◆ RECORD EXTRACTS
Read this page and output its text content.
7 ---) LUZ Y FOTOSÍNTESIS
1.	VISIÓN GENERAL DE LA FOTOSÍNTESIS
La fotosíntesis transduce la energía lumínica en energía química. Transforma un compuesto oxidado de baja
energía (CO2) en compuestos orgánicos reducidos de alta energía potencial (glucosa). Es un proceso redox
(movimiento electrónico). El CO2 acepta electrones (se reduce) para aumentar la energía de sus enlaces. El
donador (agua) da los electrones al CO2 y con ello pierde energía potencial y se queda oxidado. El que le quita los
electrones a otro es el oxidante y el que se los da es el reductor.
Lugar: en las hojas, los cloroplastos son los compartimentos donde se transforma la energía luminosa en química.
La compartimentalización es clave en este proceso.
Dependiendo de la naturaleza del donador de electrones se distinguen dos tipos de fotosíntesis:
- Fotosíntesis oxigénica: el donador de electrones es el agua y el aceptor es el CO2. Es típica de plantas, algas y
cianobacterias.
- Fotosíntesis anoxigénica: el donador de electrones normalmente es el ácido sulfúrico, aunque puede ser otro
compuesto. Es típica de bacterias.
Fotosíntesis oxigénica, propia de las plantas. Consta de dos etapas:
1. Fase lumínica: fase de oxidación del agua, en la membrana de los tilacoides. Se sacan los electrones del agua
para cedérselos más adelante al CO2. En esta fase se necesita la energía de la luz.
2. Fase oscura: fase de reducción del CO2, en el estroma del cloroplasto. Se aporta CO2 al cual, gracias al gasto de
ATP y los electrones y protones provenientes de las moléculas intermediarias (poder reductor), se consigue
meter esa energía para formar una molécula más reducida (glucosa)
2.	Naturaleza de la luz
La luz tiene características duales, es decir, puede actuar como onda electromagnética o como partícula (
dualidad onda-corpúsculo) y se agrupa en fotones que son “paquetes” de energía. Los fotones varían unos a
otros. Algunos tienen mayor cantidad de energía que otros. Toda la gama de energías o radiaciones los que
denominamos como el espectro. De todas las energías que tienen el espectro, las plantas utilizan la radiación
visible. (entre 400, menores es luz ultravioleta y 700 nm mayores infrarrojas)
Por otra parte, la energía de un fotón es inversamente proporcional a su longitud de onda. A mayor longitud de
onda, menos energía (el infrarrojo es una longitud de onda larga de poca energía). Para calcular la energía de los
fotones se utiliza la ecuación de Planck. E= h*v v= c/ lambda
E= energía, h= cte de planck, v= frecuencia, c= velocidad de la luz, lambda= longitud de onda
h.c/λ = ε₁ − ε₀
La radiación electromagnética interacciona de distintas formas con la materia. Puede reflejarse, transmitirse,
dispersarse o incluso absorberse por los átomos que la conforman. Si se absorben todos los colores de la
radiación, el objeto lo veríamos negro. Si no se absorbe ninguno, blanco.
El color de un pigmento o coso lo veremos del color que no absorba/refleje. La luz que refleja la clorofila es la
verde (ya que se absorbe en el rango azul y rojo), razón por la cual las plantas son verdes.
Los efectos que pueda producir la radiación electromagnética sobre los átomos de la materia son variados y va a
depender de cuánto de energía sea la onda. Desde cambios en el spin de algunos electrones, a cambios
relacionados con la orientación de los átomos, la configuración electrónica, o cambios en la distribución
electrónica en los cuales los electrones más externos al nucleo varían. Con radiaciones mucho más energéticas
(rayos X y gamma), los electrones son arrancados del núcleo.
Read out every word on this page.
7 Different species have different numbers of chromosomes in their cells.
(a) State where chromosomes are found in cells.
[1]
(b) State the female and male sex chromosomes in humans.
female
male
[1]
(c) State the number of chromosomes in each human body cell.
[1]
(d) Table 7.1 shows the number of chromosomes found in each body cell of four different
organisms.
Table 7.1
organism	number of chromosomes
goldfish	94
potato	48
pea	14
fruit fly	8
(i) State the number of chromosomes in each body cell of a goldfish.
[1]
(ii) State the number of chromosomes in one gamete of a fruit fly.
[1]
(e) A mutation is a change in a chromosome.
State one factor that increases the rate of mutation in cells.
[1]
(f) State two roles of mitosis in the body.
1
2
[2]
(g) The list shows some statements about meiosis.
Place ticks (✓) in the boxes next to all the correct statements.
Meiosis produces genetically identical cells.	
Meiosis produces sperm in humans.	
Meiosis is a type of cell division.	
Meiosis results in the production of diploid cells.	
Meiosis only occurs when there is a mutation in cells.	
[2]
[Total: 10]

◆ WHAT NEEDS TO BE DONE
The full material above needs to be returned unaltered.

◆ SOLUTION TO THIS TASK
Read this page and output its text content.
7 ---) LUZ Y FOTOSÍNTESIS
1.	VISIÓN GENERAL DE LA FOTOSÍNTESIS
La fotosíntesis transduce la energía lumínica en energía química. Transforma un compuesto oxidado de baja
energía (CO2) en compuestos orgánicos reducidos de alta energía potencial (glucosa). Es un proceso redox
(movimiento electrónico). El CO2 acepta electrones (se reduce) para aumentar la energía de sus enlaces. El
donador (agua) da los electrones al CO2 y con ello pierde energía potencial y se queda oxidado. El que le quita los
electrones a otro es el oxidante y el que se los da es el reductor.
Lugar: en las hojas, los cloroplastos son los compartimentos donde se transforma la energía luminosa en química.
La compartimentalización es clave en este proceso.
Dependiendo de la naturaleza del donador de electrones se distinguen dos tipos de fotosíntesis:
- Fotosíntesis oxigénica: el donador de electrones es el agua y el aceptor es el CO2. Es típica de plantas, algas y
cianobacterias.
- Fotosíntesis anoxigénica: el donador de electrones normalmente es el ácido sulfúrico, aunque puede ser otro
compuesto. Es típica de bacterias.
Fotosíntesis oxigénica, propia de las plantas. Consta de dos etapas:
1. Fase lumínica: fase de oxidación del agua, en la membrana de los tilacoides. Se sacan los electrones del agua
para cedérselos más adelante al CO2. En esta fase se necesita la energía de la luz.
2. Fase oscura: fase de reducción del CO2, en el estroma del cloroplasto. Se aporta CO2 al cual, gracias al gasto de
ATP y los electrones y protones provenientes de las moléculas intermediarias (poder reductor), se consigue
meter esa energía para formar una molécula más reducida (glucosa)
2.	Naturaleza de la luz
La luz tiene características duales, es decir, puede actuar como onda electromagnética o como partícula (
dualidad onda-corpúsculo) y se agrupa en fotones que son “paquetes” de energía. Los fotones varían unos a
otros. Algunos tienen mayor cantidad de energía que otros. Toda la gama de energías o radiaciones los que
denominamos como el espectro. De todas las energías que tienen el espectro, las plantas utilizan la radiación
visible. (entre 400, menores es luz ultravioleta y 700 nm mayores infrarrojas)
Por otra parte, la energía de un fotón es inversamente proporcional a su longitud de onda. A mayor longitud de
onda, menos energía (el infrarrojo es una longitud de onda larga de poca energía). Para calcular la energía de los
fotones se utiliza la ecuación de Planck. E= h*v v= c/ lambda
E= energía, h= cte de planck, v= frecuencia, c= velocidad de la luz, lambda= longitud de onda
h.c/λ = ε₁ − ε₀
La radiación electromagnética interacciona de distintas formas con la materia. Puede reflejarse, transmitirse,
dispersarse o incluso absorberse por los átomos que la conforman. Si se absorben todos los colores de la
radiación, el objeto lo veríamos negro. Si no se absorbe ninguno, blanco.
El color de un pigmento o coso lo veremos del color que no absorba/refleje. La luz que refleja la clorofila es la
verde (ya que se absorbe en el rango azul y rojo), razón por la cual las plantas son verdes.
Los efectos que pueda producir la radiación electromagnética sobre los átomos de la materia son variados y va a
depender de cuánto de energía sea la onda. Desde cambios en el spin de algunos electrones, a cambios
relacionados con la orientación de los átomos, la configuración electrónica, o cambios en la distribución
electrónica en los cuales los electrones más externos al nucleo varían. Con radiaciones mucho más energéticas
(rayos X y gamma), los electrones son arrancados del núcleo.
Read out every word on this page.
7 Different species have different numbers of chromosomes in their cells.
(a) State where chromosomes are found in cells.
[1]
(b) State the female and male sex chromosomes in humans.
female
male
[1]
(c) State the number of chromosomes in each human body cell.
[1]
(d) Table 7.1 shows the number of chromosomes found in each body cell of four different
organisms.
Table 7.1
organism	number of chromosomes
goldfish	94
potato	48
pea	14
fruit fly	8
(i) State the number of chromosomes in each body cell of a goldfish.
[1]
(ii) State the number of chromosomes in one gamete of a fruit fly.
[1]
(e) A mutation is a change in a chromosome.
State one factor that increases the rate of mutation in cells.
[1]
(f) State two roles of mitosis in the body.
1
2
[2]
(g) The list shows some statements about meiosis.
Place ticks (✓) in the boxes next to all the correct statements.
Meiosis produces genetically identical cells.	
Meiosis produces sperm in humans.	
Meiosis is a type of cell division.	
Meiosis results in the production of diploid cells.	
Meiosis only occurs when there is a mutation in cells.	
[2]
[Total: 10]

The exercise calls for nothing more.